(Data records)
►
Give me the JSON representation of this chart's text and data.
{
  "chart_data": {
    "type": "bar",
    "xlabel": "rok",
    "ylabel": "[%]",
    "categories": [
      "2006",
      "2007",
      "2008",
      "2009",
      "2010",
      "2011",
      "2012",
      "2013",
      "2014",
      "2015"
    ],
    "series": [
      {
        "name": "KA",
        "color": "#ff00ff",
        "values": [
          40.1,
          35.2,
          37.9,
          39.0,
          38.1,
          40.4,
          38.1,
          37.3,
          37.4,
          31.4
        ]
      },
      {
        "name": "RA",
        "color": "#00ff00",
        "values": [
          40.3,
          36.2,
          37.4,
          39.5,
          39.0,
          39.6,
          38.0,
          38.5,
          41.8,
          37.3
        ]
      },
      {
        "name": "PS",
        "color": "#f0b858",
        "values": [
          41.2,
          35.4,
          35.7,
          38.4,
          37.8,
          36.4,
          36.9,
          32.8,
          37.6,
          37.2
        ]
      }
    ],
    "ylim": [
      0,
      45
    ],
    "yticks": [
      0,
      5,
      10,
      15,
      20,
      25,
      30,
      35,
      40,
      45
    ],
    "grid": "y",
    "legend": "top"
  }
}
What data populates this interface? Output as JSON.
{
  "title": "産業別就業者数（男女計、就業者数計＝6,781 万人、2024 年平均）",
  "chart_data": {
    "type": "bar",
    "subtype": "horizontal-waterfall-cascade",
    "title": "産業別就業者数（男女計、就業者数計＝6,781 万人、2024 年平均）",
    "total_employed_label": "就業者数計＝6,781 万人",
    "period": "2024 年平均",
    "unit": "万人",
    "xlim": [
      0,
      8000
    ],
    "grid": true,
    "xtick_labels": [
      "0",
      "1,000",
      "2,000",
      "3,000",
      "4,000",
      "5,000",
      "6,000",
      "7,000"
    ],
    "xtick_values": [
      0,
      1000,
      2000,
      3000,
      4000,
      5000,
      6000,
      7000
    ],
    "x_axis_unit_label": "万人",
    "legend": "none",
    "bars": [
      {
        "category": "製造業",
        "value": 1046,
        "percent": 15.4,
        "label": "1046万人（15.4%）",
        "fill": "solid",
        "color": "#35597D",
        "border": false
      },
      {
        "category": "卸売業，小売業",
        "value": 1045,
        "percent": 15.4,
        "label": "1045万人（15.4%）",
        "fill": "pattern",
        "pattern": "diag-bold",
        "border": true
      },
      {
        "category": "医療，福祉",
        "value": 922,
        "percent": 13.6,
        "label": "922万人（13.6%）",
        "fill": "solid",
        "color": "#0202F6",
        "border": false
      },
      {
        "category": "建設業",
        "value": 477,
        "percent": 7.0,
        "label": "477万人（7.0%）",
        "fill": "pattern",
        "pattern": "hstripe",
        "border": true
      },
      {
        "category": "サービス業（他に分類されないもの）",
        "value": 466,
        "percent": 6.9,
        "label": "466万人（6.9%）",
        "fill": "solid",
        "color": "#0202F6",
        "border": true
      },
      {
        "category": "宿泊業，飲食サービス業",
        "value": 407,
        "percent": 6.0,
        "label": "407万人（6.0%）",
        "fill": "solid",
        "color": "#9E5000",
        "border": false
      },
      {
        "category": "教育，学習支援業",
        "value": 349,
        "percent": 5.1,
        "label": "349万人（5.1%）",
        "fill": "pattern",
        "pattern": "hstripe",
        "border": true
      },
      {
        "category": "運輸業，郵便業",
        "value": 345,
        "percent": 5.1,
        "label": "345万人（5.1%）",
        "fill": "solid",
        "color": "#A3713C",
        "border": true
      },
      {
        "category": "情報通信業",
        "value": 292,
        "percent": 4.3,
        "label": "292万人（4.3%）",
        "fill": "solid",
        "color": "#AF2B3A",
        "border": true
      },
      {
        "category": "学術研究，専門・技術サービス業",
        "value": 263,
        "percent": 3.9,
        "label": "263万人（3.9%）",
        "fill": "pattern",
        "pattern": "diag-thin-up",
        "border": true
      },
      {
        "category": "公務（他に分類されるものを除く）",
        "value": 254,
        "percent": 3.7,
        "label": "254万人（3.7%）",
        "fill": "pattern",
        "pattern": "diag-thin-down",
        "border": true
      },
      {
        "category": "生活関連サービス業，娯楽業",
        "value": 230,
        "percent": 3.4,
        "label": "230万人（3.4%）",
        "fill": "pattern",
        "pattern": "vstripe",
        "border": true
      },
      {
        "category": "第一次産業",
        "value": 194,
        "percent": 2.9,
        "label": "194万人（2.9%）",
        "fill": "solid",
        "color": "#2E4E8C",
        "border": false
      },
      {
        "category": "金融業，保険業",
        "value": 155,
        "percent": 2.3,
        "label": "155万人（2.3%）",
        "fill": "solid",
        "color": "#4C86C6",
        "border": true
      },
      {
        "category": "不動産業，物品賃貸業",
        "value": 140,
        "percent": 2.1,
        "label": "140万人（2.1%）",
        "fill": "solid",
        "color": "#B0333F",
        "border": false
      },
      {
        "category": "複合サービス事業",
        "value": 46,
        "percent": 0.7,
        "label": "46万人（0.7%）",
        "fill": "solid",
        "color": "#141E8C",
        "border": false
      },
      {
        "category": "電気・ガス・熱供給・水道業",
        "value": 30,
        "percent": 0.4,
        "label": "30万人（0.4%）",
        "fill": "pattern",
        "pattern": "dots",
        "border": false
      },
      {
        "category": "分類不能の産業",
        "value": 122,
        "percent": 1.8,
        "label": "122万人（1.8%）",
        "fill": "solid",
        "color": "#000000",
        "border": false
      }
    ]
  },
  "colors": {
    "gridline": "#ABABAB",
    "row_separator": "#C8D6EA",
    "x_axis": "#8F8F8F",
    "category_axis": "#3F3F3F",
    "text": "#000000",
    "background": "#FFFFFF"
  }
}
◄
*Request:* Quote each line above in full, word for word.

*Task result:*
Give me the JSON representation of this chart's text and data.
{
  "chart_data": {
    "type": "bar",
    "xlabel": "rok",
    "ylabel": "[%]",
    "categories": [
      "2006",
      "2007",
      "2008",
      "2009",
      "2010",
      "2011",
      "2012",
      "2013",
      "2014",
      "2015"
    ],
    "series": [
      {
        "name": "KA",
        "color": "#ff00ff",
        "values": [
          40.1,
          35.2,
          37.9,
          39.0,
          38.1,
          40.4,
          38.1,
          37.3,
          37.4,
          31.4
        ]
      },
      {
        "name": "RA",
        "color": "#00ff00",
        "values": [
          40.3,
          36.2,
          37.4,
          39.5,
          39.0,
          39.6,
          38.0,
          38.5,
          41.8,
          37.3
        ]
      },
      {
        "name": "PS",
        "color": "#f0b858",
        "values": [
          41.2,
          35.4,
          35.7,
          38.4,
          37.8,
          36.4,
          36.9,
          32.8,
          37.6,
          37.2
        ]
      }
    ],
    "ylim": [
      0,
      45
    ],
    "yticks": [
      0,
      5,
      10,
      15,
      20,
      25,
      30,
      35,
      40,
      45
    ],
    "grid": "y",
    "legend": "top"
  }
}
What data populates this interface? Output as JSON.
{
  "title": "産業別就業者数（男女計、就業者数計＝6,781 万人、2024 年平均）",
  "chart_data": {
    "type": "bar",
    "subtype": "horizontal-waterfall-cascade",
    "title": "産業別就業者数（男女計、就業者数計＝6,781 万人、2024 年平均）",
    "total_employed_label": "就業者数計＝6,781 万人",
    "period": "2024 年平均",
    "unit": "万人",
    "xlim": [
      0,
      8000
    ],
    "grid": true,
    "xtick_labels": [
      "0",
      "1,000",
      "2,000",
      "3,000",
      "4,000",
      "5,000",
      "6,000",
      "7,000"
    ],
    "xtick_values": [
      0,
      1000,
      2000,
      3000,
      4000,
      5000,
      6000,
      7000
    ],
    "x_axis_unit_label": "万人",
    "legend": "none",
    "bars": [
      {
        "category": "製造業",
        "value": 1046,
        "percent": 15.4,
        "label": "1046万人（15.4%）",
        "fill": "solid",
        "color": "#35597D",
        "border": false
      },
      {
        "category": "卸売業，小売業",
        "value": 1045,
        "percent": 15.4,
        "label": "1045万人（15.4%）",
        "fill": "pattern",
        "pattern": "diag-bold",
        "border": true
      },
      {
        "category": "医療，福祉",
        "value": 922,
        "percent": 13.6,
        "label": "922万人（13.6%）",
        "fill": "solid",
        "color": "#0202F6",
        "border": false
      },
      {
        "category": "建設業",
        "value": 477,
        "percent": 7.0,
        "label": "477万人（7.0%）",
        "fill": "pattern",
        "pattern": "hstripe",
        "border": true
      },
      {
        "category": "サービス業（他に分類されないもの）",
        "value": 466,
        "percent": 6.9,
        "label": "466万人（6.9%）",
        "fill": "solid",
        "color": "#0202F6",
        "border": true
      },
      {
        "category": "宿泊業，飲食サービス業",
        "value": 407,
        "percent": 6.0,
        "label": "407万人（6.0%）",
        "fill": "solid",
        "color": "#9E5000",
        "border": false
      },
      {
        "category": "教育，学習支援業",
        "value": 349,
        "percent": 5.1,
        "label": "349万人（5.1%）",
        "fill": "pattern",
        "pattern": "hstripe",
        "border": true
      },
      {
        "category": "運輸業，郵便業",
        "value": 345,
        "percent": 5.1,
        "label": "345万人（5.1%）",
        "fill": "solid",
        "color": "#A3713C",
        "border": true
      },
      {
        "category": "情報通信業",
        "value": 292,
        "percent": 4.3,
        "label": "292万人（4.3%）",
        "fill": "solid",
        "color": "#AF2B3A",
        "border": true
      },
      {
        "category": "学術研究，専門・技術サービス業",
        "value": 263,
        "percent": 3.9,
        "label": "263万人（3.9%）",
        "fill": "pattern",
        "pattern": "diag-thin-up",
        "border": true
      },
      {
        "category": "公務（他に分類されるものを除く）",
        "value": 254,
        "percent": 3.7,
        "label": "254万人（3.7%）",
        "fill": "pattern",
        "pattern": "diag-thin-down",
        "border": true
      },
      {
        "category": "生活関連サービス業，娯楽業",
        "value": 230,
        "percent": 3.4,
        "label": "230万人（3.4%）",
        "fill": "pattern",
        "pattern": "vstripe",
        "border": true
      },
      {
        "category": "第一次産業",
        "value": 194,
        "percent": 2.9,
        "label": "194万人（2.9%）",
        "fill": "solid",
        "color": "#2E4E8C",
        "border": false
      },
      {
        "category": "金融業，保険業",
        "value": 155,
        "percent": 2.3,
        "label": "155万人（2.3%）",
        "fill": "solid",
        "color": "#4C86C6",
        "border": true
      },
      {
        "category": "不動産業，物品賃貸業",
        "value": 140,
        "percent": 2.1,
        "label": "140万人（2.1%）",
        "fill": "solid",
        "color": "#B0333F",
        "border": false
      },
      {
        "category": "複合サービス事業",
        "value": 46,
        "percent": 0.7,
        "label": "46万人（0.7%）",
        "fill": "solid",
        "color": "#141E8C",
        "border": false
      },
      {
        "category": "電気・ガス・熱供給・水道業",
        "value": 30,
        "percent": 0.4,
        "label": "30万人（0.4%）",
        "fill": "pattern",
        "pattern": "dots",
        "border": false
      },
      {
        "category": "分類不能の産業",
        "value": 122,
        "percent": 1.8,
        "label": "122万人（1.8%）",
        "fill": "solid",
        "color": "#000000",
        "border": false
      }
    ]
  },
  "colors": {
    "gridline": "#ABABAB",
    "row_separator": "#C8D6EA",
    "x_axis": "#8F8F8F",
    "category_axis": "#3F3F3F",
    "text": "#000000",
    "background": "#FFFFFF"
  }
}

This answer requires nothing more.